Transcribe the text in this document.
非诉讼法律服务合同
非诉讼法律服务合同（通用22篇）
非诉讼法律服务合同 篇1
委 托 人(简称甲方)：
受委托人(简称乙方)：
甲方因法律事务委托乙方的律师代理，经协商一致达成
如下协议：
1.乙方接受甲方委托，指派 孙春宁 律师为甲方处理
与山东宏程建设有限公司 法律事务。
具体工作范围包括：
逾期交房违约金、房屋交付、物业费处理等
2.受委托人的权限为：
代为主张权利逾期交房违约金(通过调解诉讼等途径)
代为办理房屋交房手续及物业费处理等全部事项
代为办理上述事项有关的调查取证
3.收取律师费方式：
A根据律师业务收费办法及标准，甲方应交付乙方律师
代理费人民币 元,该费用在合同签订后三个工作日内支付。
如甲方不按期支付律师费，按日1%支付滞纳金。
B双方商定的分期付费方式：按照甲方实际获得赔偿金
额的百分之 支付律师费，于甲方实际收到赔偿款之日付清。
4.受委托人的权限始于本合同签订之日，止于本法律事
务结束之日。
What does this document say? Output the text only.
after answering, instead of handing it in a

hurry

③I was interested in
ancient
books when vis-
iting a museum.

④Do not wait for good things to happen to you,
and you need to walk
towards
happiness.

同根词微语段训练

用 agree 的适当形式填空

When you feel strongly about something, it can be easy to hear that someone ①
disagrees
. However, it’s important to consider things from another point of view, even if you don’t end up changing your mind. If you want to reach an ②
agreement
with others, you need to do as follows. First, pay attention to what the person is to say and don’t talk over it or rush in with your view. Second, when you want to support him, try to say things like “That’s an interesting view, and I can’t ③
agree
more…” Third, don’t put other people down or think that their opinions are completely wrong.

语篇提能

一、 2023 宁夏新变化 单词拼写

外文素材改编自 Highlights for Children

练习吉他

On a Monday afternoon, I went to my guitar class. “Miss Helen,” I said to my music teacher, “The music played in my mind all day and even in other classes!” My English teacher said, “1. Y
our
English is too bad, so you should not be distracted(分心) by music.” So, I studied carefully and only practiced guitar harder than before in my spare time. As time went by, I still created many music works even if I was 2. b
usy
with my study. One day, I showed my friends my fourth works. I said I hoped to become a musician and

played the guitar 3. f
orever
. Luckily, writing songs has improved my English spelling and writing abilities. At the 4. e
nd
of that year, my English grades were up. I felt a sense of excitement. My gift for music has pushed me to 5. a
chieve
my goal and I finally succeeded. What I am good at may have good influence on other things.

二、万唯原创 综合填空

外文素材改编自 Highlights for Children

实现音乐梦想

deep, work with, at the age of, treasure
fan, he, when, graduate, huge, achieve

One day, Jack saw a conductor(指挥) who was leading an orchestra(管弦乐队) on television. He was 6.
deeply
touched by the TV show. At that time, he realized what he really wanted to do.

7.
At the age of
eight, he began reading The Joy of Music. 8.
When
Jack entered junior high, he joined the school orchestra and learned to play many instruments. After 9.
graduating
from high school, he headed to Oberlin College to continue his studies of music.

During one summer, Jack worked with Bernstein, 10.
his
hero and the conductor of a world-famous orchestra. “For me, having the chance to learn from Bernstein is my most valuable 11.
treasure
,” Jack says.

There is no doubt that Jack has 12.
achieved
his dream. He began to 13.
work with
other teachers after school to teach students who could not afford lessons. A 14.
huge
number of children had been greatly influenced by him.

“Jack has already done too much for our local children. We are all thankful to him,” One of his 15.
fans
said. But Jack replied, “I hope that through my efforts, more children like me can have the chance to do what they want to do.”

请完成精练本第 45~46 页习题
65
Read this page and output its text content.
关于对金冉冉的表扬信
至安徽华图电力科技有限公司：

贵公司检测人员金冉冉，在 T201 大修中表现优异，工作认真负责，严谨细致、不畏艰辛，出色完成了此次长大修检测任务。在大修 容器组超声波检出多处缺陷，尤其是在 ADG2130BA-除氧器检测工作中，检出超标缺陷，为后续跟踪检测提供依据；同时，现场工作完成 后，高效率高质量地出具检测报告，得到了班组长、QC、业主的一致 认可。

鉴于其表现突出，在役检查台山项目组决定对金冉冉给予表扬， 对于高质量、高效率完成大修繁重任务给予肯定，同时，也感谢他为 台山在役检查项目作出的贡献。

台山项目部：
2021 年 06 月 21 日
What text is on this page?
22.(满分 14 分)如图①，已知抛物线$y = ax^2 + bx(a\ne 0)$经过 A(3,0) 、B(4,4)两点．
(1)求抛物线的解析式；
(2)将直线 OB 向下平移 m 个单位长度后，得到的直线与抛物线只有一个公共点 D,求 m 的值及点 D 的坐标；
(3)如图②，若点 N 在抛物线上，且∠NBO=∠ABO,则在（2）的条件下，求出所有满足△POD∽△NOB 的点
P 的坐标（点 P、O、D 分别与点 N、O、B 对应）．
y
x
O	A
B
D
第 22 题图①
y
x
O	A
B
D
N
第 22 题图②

━━━━━━━━━━━━━━━━

▶ _The task_:
Output exactly the lines above, from the one holding "What text is on this page?" through the end of the data, including the first and last.

▶ _The result_:
What text is on this page?
22.(满分 14 分)如图①，已知抛物线$y = ax^2 + bx(a\ne 0)$经过 A(3,0) 、B(4,4)两点．
(1)求抛物线的解析式；
(2)将直线 OB 向下平移 m 个单位长度后，得到的直线与抛物线只有一个公共点 D,求 m 的值及点 D 的坐标；
(3)如图②，若点 N 在抛物线上，且∠NBO=∠ABO,则在（2）的条件下，求出所有满足△POD∽△NOB 的点
P 的坐标（点 P、O、D 分别与点 N、O、B 对应）．
y
x
O	A
B
D
第 22 题图①
y
x
O	A
B
D
N
第 22 题图②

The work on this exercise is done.